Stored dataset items
□ □ □ □ □ □ □

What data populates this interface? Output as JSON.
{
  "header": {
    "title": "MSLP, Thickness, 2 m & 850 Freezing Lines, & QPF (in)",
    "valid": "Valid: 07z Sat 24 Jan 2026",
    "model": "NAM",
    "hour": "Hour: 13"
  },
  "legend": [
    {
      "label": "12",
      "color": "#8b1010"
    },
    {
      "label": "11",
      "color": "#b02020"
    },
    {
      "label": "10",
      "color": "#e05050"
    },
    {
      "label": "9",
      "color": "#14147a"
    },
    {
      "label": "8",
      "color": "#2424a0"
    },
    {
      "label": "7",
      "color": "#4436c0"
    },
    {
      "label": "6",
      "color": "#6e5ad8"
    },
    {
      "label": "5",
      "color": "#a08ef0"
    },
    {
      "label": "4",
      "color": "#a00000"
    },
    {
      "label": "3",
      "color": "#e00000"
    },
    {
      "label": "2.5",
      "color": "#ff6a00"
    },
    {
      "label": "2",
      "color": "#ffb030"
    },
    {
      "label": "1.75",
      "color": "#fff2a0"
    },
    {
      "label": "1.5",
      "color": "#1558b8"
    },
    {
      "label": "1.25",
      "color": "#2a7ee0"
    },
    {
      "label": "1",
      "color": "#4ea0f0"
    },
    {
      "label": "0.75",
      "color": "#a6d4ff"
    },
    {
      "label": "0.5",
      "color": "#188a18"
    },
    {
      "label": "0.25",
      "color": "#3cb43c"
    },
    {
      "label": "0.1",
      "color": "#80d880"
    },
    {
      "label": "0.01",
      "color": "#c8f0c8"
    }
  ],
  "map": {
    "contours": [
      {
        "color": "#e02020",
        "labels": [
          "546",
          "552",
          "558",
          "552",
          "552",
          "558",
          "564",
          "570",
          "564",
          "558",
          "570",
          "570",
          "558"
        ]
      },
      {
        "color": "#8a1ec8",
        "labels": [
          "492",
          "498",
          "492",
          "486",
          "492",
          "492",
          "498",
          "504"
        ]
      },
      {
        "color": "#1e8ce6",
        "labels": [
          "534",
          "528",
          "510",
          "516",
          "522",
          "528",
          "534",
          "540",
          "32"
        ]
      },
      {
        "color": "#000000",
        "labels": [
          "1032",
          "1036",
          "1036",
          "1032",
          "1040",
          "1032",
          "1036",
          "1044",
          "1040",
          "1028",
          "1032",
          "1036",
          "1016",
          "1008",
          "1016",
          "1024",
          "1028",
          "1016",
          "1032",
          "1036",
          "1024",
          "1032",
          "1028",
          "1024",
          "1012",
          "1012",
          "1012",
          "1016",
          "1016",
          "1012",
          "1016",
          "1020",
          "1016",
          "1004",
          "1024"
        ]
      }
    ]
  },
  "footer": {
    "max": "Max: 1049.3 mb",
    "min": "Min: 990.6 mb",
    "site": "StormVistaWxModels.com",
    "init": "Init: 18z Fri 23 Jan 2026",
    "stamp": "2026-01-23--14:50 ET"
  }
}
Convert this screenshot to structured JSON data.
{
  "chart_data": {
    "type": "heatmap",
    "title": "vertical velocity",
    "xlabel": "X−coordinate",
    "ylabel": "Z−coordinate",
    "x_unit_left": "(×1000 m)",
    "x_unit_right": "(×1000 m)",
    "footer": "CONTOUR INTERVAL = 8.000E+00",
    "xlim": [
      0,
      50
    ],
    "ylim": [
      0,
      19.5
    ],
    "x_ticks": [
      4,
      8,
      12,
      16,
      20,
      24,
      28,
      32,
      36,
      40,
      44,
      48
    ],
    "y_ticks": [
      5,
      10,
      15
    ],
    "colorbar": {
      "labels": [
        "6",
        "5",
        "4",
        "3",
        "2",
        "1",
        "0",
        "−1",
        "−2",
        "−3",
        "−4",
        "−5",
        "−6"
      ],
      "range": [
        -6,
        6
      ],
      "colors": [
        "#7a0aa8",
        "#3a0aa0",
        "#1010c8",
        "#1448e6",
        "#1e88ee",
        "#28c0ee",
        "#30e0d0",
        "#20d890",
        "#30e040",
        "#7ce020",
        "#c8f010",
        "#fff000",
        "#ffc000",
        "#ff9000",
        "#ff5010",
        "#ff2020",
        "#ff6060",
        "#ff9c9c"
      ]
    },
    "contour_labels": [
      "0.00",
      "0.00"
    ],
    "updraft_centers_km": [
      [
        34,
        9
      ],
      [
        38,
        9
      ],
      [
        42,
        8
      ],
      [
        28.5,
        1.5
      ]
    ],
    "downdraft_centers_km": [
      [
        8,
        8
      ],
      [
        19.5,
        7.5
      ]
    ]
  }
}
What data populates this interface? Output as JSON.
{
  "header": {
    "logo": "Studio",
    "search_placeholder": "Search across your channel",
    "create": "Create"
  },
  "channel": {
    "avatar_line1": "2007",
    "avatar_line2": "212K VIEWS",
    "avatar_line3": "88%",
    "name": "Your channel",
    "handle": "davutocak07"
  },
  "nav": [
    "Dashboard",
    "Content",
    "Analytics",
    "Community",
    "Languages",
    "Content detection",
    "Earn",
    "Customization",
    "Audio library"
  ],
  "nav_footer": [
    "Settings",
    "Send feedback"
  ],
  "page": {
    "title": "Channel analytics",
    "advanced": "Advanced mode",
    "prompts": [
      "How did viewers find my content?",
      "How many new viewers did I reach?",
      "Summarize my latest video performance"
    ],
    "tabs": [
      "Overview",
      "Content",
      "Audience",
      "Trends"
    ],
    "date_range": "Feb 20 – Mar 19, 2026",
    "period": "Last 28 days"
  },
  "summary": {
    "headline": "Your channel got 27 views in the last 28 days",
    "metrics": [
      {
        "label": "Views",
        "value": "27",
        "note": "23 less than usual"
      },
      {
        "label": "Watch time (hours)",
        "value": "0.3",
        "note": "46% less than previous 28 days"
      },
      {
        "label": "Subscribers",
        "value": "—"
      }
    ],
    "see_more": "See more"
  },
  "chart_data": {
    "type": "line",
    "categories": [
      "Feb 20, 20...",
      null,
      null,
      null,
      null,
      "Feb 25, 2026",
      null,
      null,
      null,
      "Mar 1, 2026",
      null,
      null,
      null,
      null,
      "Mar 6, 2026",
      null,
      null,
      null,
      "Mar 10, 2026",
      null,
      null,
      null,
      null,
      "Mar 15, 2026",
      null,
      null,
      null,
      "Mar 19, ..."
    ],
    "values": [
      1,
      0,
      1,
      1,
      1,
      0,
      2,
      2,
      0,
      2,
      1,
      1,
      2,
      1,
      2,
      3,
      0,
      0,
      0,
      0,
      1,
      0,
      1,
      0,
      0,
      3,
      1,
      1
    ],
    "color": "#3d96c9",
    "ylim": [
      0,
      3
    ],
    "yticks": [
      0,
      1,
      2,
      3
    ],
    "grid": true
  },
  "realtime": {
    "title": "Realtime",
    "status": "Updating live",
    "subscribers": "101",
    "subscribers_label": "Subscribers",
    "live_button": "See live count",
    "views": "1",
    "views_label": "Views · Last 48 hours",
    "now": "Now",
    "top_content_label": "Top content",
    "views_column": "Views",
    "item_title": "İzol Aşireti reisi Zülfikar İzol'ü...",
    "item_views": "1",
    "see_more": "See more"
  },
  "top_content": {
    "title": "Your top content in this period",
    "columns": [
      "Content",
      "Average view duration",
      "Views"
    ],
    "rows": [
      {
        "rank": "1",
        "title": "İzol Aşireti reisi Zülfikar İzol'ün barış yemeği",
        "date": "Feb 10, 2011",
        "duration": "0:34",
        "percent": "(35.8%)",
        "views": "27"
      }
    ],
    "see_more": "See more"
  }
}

□ □ □ □ □ □ □

To be done → Word for word, write out the data.

The result →
What data populates this interface? Output as JSON.
{
  "header": {
    "title": "MSLP, Thickness, 2 m & 850 Freezing Lines, & QPF (in)",
    "valid": "Valid: 07z Sat 24 Jan 2026",
    "model": "NAM",
    "hour": "Hour: 13"
  },
  "legend": [
    {
      "label": "12",
      "color": "#8b1010"
    },
    {
      "label": "11",
      "color": "#b02020"
    },
    {
      "label": "10",
      "color": "#e05050"
    },
    {
      "label": "9",
      "color": "#14147a"
    },
    {
      "label": "8",
      "color": "#2424a0"
    },
    {
      "label": "7",
      "color": "#4436c0"
    },
    {
      "label": "6",
      "color": "#6e5ad8"
    },
    {
      "label": "5",
      "color": "#a08ef0"
    },
    {
      "label": "4",
      "color": "#a00000"
    },
    {
      "label": "3",
      "color": "#e00000"
    },
    {
      "label": "2.5",
      "color": "#ff6a00"
    },
    {
      "label": "2",
      "color": "#ffb030"
    },
    {
      "label": "1.75",
      "color": "#fff2a0"
    },
    {
      "label": "1.5",
      "color": "#1558b8"
    },
    {
      "label": "1.25",
      "color": "#2a7ee0"
    },
    {
      "label": "1",
      "color": "#4ea0f0"
    },
    {
      "label": "0.75",
      "color": "#a6d4ff"
    },
    {
      "label": "0.5",
      "color": "#188a18"
    },
    {
      "label": "0.25",
      "color": "#3cb43c"
    },
    {
      "label": "0.1",
      "color": "#80d880"
    },
    {
      "label": "0.01",
      "color": "#c8f0c8"
    }
  ],
  "map": {
    "contours": [
      {
        "color": "#e02020",
        "labels": [
          "546",
          "552",
          "558",
          "552",
          "552",
          "558",
          "564",
          "570",
          "564",
          "558",
          "570",
          "570",
          "558"
        ]
      },
      {
        "color": "#8a1ec8",
        "labels": [
          "492",
          "498",
          "492",
          "486",
          "492",
          "492",
          "498",
          "504"
        ]
      },
      {
        "color": "#1e8ce6",
        "labels": [
          "534",
          "528",
          "510",
          "516",
          "522",
          "528",
          "534",
          "540",
          "32"
        ]
      },
      {
        "color": "#000000",
        "labels": [
          "1032",
          "1036",
          "1036",
          "1032",
          "1040",
          "1032",
          "1036",
          "1044",
          "1040",
          "1028",
          "1032",
          "1036",
          "1016",
          "1008",
          "1016",
          "1024",
          "1028",
          "1016",
          "1032",
          "1036",
          "1024",
          "1032",
          "1028",
          "1024",
          "1012",
          "1012",
          "1012",
          "1016",
          "1016",
          "1012",
          "1016",
          "1020",
          "1016",
          "1004",
          "1024"
        ]
      }
    ]
  },
  "footer": {
    "max": "Max: 1049.3 mb",
    "min": "Min: 990.6 mb",
    "site": "StormVistaWxModels.com",
    "init": "Init: 18z Fri 23 Jan 2026",
    "stamp": "2026-01-23--14:50 ET"
  }
}
Convert this screenshot to structured JSON data.
{
  "chart_data": {
    "type": "heatmap",
    "title": "vertical velocity",
    "xlabel": "X−coordinate",
    "ylabel": "Z−coordinate",
    "x_unit_left": "(×1000 m)",
    "x_unit_right": "(×1000 m)",
    "footer": "CONTOUR INTERVAL = 8.000E+00",
    "xlim": [
      0,
      50
    ],
    "ylim": [
      0,
      19.5
    ],
    "x_ticks": [
      4,
      8,
      12,
      16,
      20,
      24,
      28,
      32,
      36,
      40,
      44,
      48
    ],
    "y_ticks": [
      5,
      10,
      15
    ],
    "colorbar": {
      "labels": [
        "6",
        "5",
        "4",
        "3",
        "2",
        "1",
        "0",
        "−1",
        "−2",
        "−3",
        "−4",
        "−5",
        "−6"
      ],
      "range": [
        -6,
        6
      ],
      "colors": [
        "#7a0aa8",
        "#3a0aa0",
        "#1010c8",
        "#1448e6",
        "#1e88ee",
        "#28c0ee",
        "#30e0d0",
        "#20d890",
        "#30e040",
        "#7ce020",
        "#c8f010",
        "#fff000",
        "#ffc000",
        "#ff9000",
        "#ff5010",
        "#ff2020",
        "#ff6060",
        "#ff9c9c"
      ]
    },
    "contour_labels": [
      "0.00",
      "0.00"
    ],
    "updraft_centers_km": [
      [
        34,
        9
      ],
      [
        38,
        9
      ],
      [
        42,
        8
      ],
      [
        28.5,
        1.5
      ]
    ],
    "downdraft_centers_km": [
      [
        8,
        8
      ],
      [
        19.5,
        7.5
      ]
    ]
  }
}
What data populates this interface? Output as JSON.
{
  "header": {
    "logo": "Studio",
    "search_placeholder": "Search across your channel",
    "create": "Create"
  },
  "channel": {
    "avatar_line1": "2007",
    "avatar_line2": "212K VIEWS",
    "avatar_line3": "88%",
    "name": "Your channel",
    "handle": "davutocak07"
  },
  "nav": [
    "Dashboard",
    "Content",
    "Analytics",
    "Community",
    "Languages",
    "Content detection",
    "Earn",
    "Customization",
    "Audio library"
  ],
  "nav_footer": [
    "Settings",
    "Send feedback"
  ],
  "page": {
    "title": "Channel analytics",
    "advanced": "Advanced mode",
    "prompts": [
      "How did viewers find my content?",
      "How many new viewers did I reach?",
      "Summarize my latest video performance"
    ],
    "tabs": [
      "Overview",
      "Content",
      "Audience",
      "Trends"
    ],
    "date_range": "Feb 20 – Mar 19, 2026",
    "period": "Last 28 days"
  },
  "summary": {
    "headline": "Your channel got 27 views in the last 28 days",
    "metrics": [
      {
        "label": "Views",
        "value": "27",
        "note": "23 less than usual"
      },
      {
        "label": "Watch time (hours)",
        "value": "0.3",
        "note": "46% less than previous 28 days"
      },
      {
        "label": "Subscribers",
        "value": "—"
      }
    ],
    "see_more": "See more"
  },
  "chart_data": {
    "type": "line",
    "categories": [
      "Feb 20, 20...",
      null,
      null,
      null,
      null,
      "Feb 25, 2026",
      null,
      null,
      null,
      "Mar 1, 2026",
      null,
      null,
      null,
      null,
      "Mar 6, 2026",
      null,
      null,
      null,
      "Mar 10, 2026",
      null,
      null,
      null,
      null,
      "Mar 15, 2026",
      null,
      null,
      null,
      "Mar 19, ..."
    ],
    "values": [
      1,
      0,
      1,
      1,
      1,
      0,
      2,
      2,
      0,
      2,
      1,
      1,
      2,
      1,
      2,
      3,
      0,
      0,
      0,
      0,
      1,
      0,
      1,
      0,
      0,
      3,
      1,
      1
    ],
    "color": "#3d96c9",
    "ylim": [
      0,
      3
    ],
    "yticks": [
      0,
      1,
      2,
      3
    ],
    "grid": true
  },
  "realtime": {
    "title": "Realtime",
    "status": "Updating live",
    "subscribers": "101",
    "subscribers_label": "Subscribers",
    "live_button": "See live count",
    "views": "1",
    "views_label": "Views · Last 48 hours",
    "now": "Now",
    "top_content_label": "Top content",
    "views_column": "Views",
    "item_title": "İzol Aşireti reisi Zülfikar İzol'ü...",
    "item_views": "1",
    "see_more": "See more"
  },
  "top_content": {
    "title": "Your top content in this period",
    "columns": [
      "Content",
      "Average view duration",
      "Views"
    ],
    "rows": [
      {
        "rank": "1",
        "title": "İzol Aşireti reisi Zülfikar İzol'ün barış yemeği",
        "date": "Feb 10, 2011",
        "duration": "0:34",
        "percent": "(35.8%)",
        "views": "27"
      }
    ],
    "see_more": "See more"
  }
}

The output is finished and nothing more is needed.